Can you output the material exactly as written, minus any pictures it holds?

═══ MATERIAL FOR THIS EXERCISE

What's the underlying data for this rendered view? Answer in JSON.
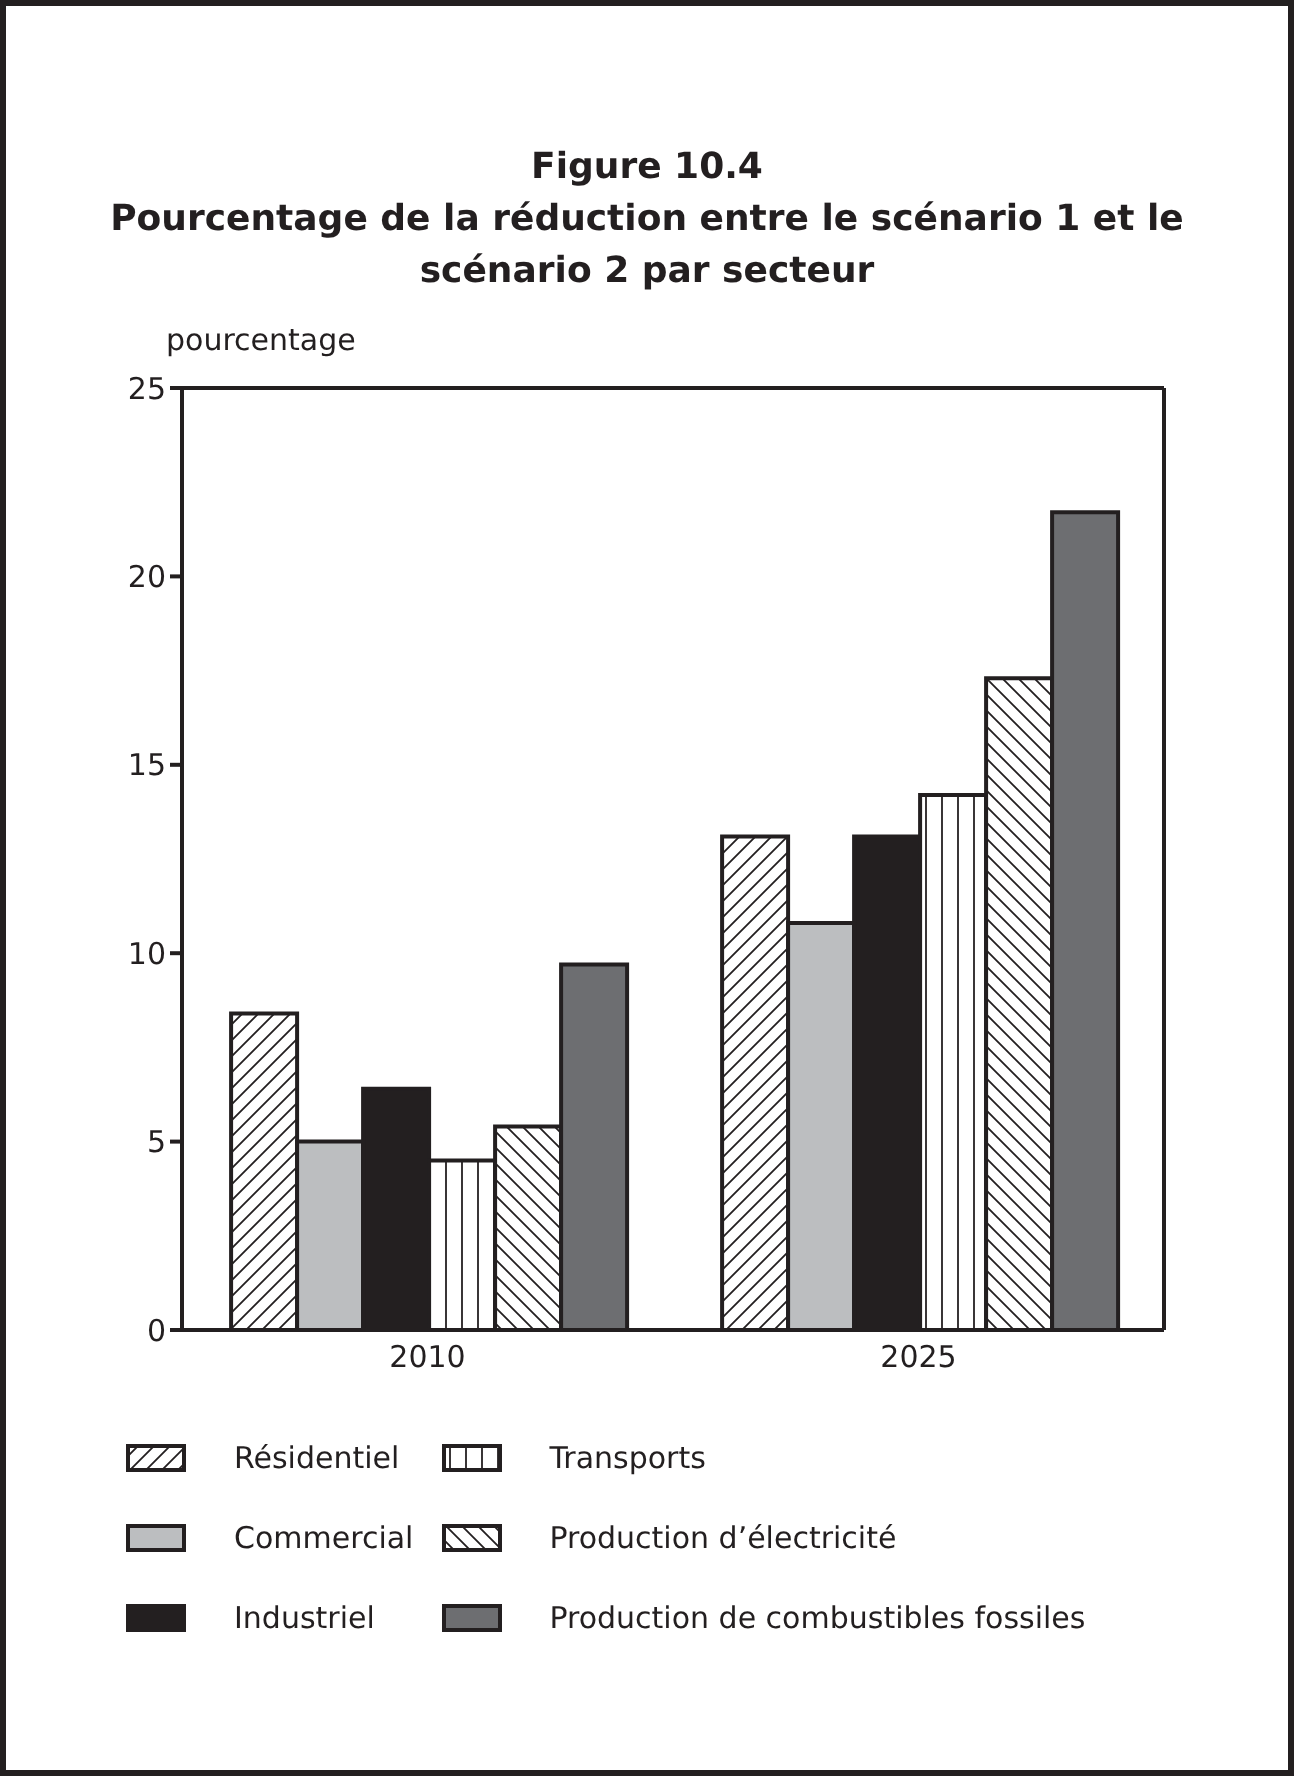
{
  "chart_data": {
    "type": "bar",
    "title": "Figure 10.4\nPourcentage de la réduction entre le scénario 1 et le scénario 2 par secteur",
    "ylabel": "pourcentage",
    "categories": [
      "2010",
      "2025"
    ],
    "series": [
      {
        "name": "Résidentiel",
        "color": "#231f20",
        "values": [
          8.4,
          13.1
        ]
      },
      {
        "name": "Commercial",
        "color": "#bcbec0",
        "values": [
          5.0,
          10.8
        ]
      },
      {
        "name": "Industriel",
        "color": "#231f20",
        "values": [
          6.4,
          13.1
        ]
      },
      {
        "name": "Transports",
        "color": "#231f20",
        "values": [
          4.5,
          14.2
        ]
      },
      {
        "name": "Production d’électricité",
        "color": "#231f20",
        "values": [
          5.4,
          17.3
        ]
      },
      {
        "name": "Production de combustibles fossiles",
        "color": "#6d6e71",
        "values": [
          9.7,
          21.7
        ]
      }
    ],
    "ylim": [
      0,
      25
    ],
    "yticks": [
      0,
      5,
      10,
      15,
      20,
      25
    ],
    "legend": "bottom"
  }
}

══════

_ANSWER BELOW_:
What's the underlying data for this rendered view? Answer in JSON.
{
  "chart_data": {
    "type": "bar",
    "title": "Figure 10.4\nPourcentage de la réduction entre le scénario 1 et le scénario 2 par secteur",
    "ylabel": "pourcentage",
    "categories": [
      "2010",
      "2025"
    ],
    "series": [
      {
        "name": "Résidentiel",
        "color": "#231f20",
        "values": [
          8.4,
          13.1
        ]
      },
      {
        "name": "Commercial",
        "color": "#bcbec0",
        "values": [
          5.0,
          10.8
        ]
      },
      {
        "name": "Industriel",
        "color": "#231f20",
        "values": [
          6.4,
          13.1
        ]
      },
      {
        "name": "Transports",
        "color": "#231f20",
        "values": [
          4.5,
          14.2
        ]
      },
      {
        "name": "Production d’électricité",
        "color": "#231f20",
        "values": [
          5.4,
          17.3
        ]
      },
      {
        "name": "Production de combustibles fossiles",
        "color": "#6d6e71",
        "values": [
          9.7,
          21.7
        ]
      }
    ],
    "ylim": [
      0,
      25
    ],
    "yticks": [
      0,
      5,
      10,
      15,
      20,
      25
    ],
    "legend": "bottom"
  }
}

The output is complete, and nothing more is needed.